**EXERCISE DESCRIPTION:** Exactly repeat all the records below, omitting the images they hold.

Dataset items
════════

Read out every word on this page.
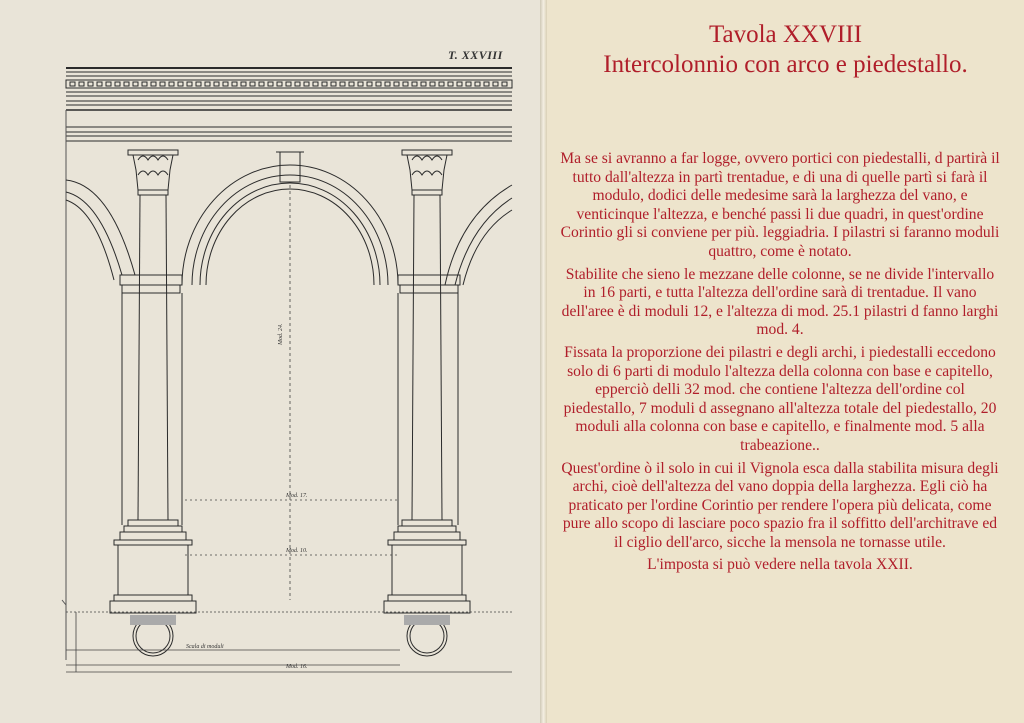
Mod. 17.
Mod. 10.
Mod. 16.
Mod. 24.
Scala di moduli
T. XXVIII
Tavola XXVIII
Intercolonnio con arco e piedestallo.

Ma se si avranno a far logge, ovvero portici con piedestalli, d partirà il tutto dall'altezza in partì trentadue, e di una di quelle partì si farà il modulo, dodici delle medesime sarà la larghezza del vano, e venticinque l'altezza, e benché passi li due quadri, in quest'ordine Corintio gli si conviene per più. leggiadria. I pilastri si faranno moduli quattro, come è notato.

Stabilite che sieno le mezzane delle colonne, se ne divide l'intervallo in 16 parti, e tutta l'altezza dell'ordine sarà di trentadue. Il vano dell'aree è di moduli 12, e l'altezza di mod. 25.1 pilastri d fanno larghi mod. 4.

Fissata la proporzione dei pilastri e degli archi, i piedestalli eccedono solo di 6 parti di modulo l'altezza della colonna con base e capitello, epperciò delli 32 mod. che contiene l'altezza dell'ordine col piedestallo, 7 moduli d assegnano all'altezza totale del piedestallo, 20 moduli alla colonna con base e capitello, e finalmente mod. 5 alla trabeazione..

Quest'ordine ò il solo in cui il Vignola esca dalla stabilita misura degli archi, cioè dell'altezza del vano doppia della larghezza. Egli ciò ha praticato per l'ordine Corintio per rendere l'opera più delicata, come pure allo scopo di lasciare poco spazio fra il soffitto dell'architrave ed il ciglio dell'arco, sicche la mensola ne tornasse utile.

L'imposta si può vedere nella tavola XXII.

════════

**SOLUTION TO THIS PROBLEM:**
Read out every word on this page.
Mod. 17.
Mod. 10.
Mod. 16.
Mod. 24.
Scala di moduli
T. XXVIII
Tavola XXVIII
Intercolonnio con arco e piedestallo.

Ma se si avranno a far logge, ovvero portici con piedestalli, d partirà il tutto dall'altezza in partì trentadue, e di una di quelle partì si farà il modulo, dodici delle medesime sarà la larghezza del vano, e venticinque l'altezza, e benché passi li due quadri, in quest'ordine Corintio gli si conviene per più. leggiadria. I pilastri si faranno moduli quattro, come è notato.

Stabilite che sieno le mezzane delle colonne, se ne divide l'intervallo in 16 parti, e tutta l'altezza dell'ordine sarà di trentadue. Il vano dell'aree è di moduli 12, e l'altezza di mod. 25.1 pilastri d fanno larghi mod. 4.

Fissata la proporzione dei pilastri e degli archi, i piedestalli eccedono solo di 6 parti di modulo l'altezza della colonna con base e capitello, epperciò delli 32 mod. che contiene l'altezza dell'ordine col piedestallo, 7 moduli d assegnano all'altezza totale del piedestallo, 20 moduli alla colonna con base e capitello, e finalmente mod. 5 alla trabeazione..

Quest'ordine ò il solo in cui il Vignola esca dalla stabilita misura degli archi, cioè dell'altezza del vano doppia della larghezza. Egli ciò ha praticato per l'ordine Corintio per rendere l'opera più delicata, come pure allo scopo di lasciare poco spazio fra il soffitto dell'architrave ed il ciglio dell'arco, sicche la mensola ne tornasse utile.

L'imposta si può vedere nella tavola XXII.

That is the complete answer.